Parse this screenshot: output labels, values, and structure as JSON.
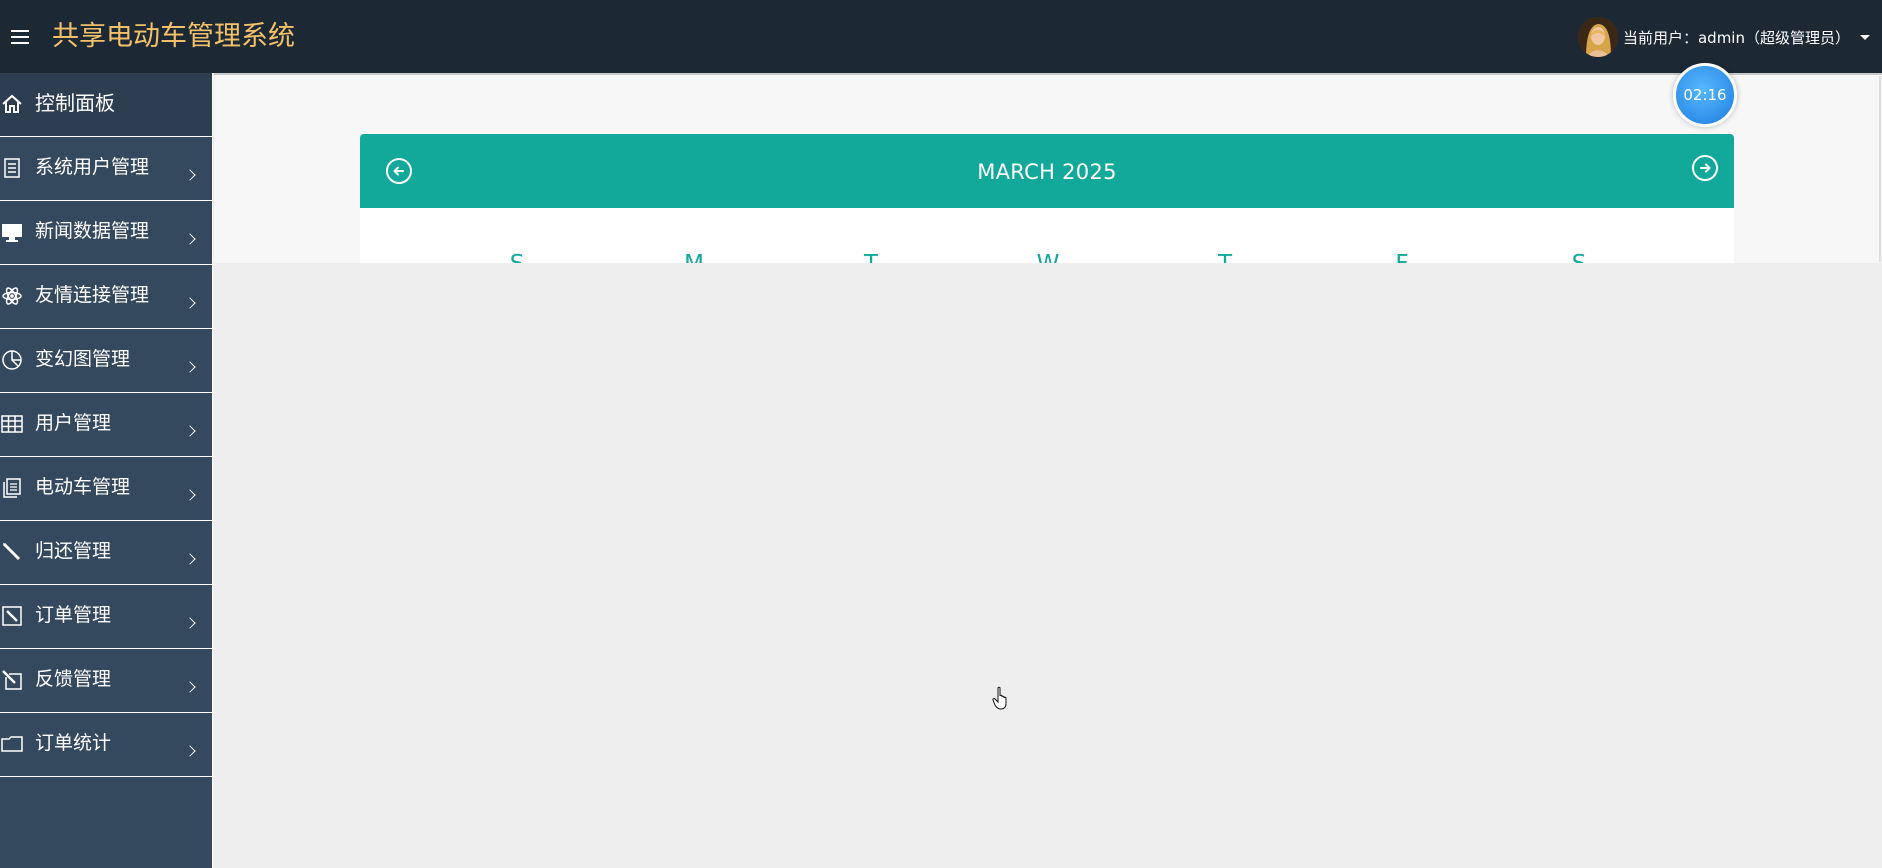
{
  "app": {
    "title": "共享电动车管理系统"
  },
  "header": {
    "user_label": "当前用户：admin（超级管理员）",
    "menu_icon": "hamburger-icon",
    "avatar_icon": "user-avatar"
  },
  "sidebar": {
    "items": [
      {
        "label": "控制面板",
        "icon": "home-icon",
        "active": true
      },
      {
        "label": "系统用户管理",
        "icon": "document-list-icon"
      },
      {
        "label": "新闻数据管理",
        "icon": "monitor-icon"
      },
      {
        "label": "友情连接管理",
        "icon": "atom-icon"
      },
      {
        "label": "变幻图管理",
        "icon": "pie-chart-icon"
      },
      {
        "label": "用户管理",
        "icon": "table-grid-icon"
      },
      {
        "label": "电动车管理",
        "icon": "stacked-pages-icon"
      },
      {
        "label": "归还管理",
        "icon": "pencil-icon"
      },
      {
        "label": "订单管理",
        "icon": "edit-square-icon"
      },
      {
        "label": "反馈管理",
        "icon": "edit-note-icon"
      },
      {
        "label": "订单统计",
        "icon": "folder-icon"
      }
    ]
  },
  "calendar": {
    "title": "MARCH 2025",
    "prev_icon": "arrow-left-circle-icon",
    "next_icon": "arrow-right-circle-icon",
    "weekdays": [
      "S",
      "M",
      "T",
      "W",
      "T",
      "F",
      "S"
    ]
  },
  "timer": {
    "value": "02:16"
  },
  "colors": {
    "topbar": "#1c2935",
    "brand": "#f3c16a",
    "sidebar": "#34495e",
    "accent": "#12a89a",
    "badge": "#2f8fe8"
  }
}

= = = = = = =

Leave the images out and output the remaining material exactly as it stands.

◆ **ANSWER TO THIS PROBLEM**
Parse this screenshot: output labels, values, and structure as JSON.
{
  "app": {
    "title": "共享电动车管理系统"
  },
  "header": {
    "user_label": "当前用户：admin（超级管理员）",
    "menu_icon": "hamburger-icon",
    "avatar_icon": "user-avatar"
  },
  "sidebar": {
    "items": [
      {
        "label": "控制面板",
        "icon": "home-icon",
        "active": true
      },
      {
        "label": "系统用户管理",
        "icon": "document-list-icon"
      },
      {
        "label": "新闻数据管理",
        "icon": "monitor-icon"
      },
      {
        "label": "友情连接管理",
        "icon": "atom-icon"
      },
      {
        "label": "变幻图管理",
        "icon": "pie-chart-icon"
      },
      {
        "label": "用户管理",
        "icon": "table-grid-icon"
      },
      {
        "label": "电动车管理",
        "icon": "stacked-pages-icon"
      },
      {
        "label": "归还管理",
        "icon": "pencil-icon"
      },
      {
        "label": "订单管理",
        "icon": "edit-square-icon"
      },
      {
        "label": "反馈管理",
        "icon": "edit-note-icon"
      },
      {
        "label": "订单统计",
        "icon": "folder-icon"
      }
    ]
  },
  "calendar": {
    "title": "MARCH 2025",
    "prev_icon": "arrow-left-circle-icon",
    "next_icon": "arrow-right-circle-icon",
    "weekdays": [
      "S",
      "M",
      "T",
      "W",
      "T",
      "F",
      "S"
    ]
  },
  "timer": {
    "value": "02:16"
  },
  "colors": {
    "topbar": "#1c2935",
    "brand": "#f3c16a",
    "sidebar": "#34495e",
    "accent": "#12a89a",
    "badge": "#2f8fe8"
  }
}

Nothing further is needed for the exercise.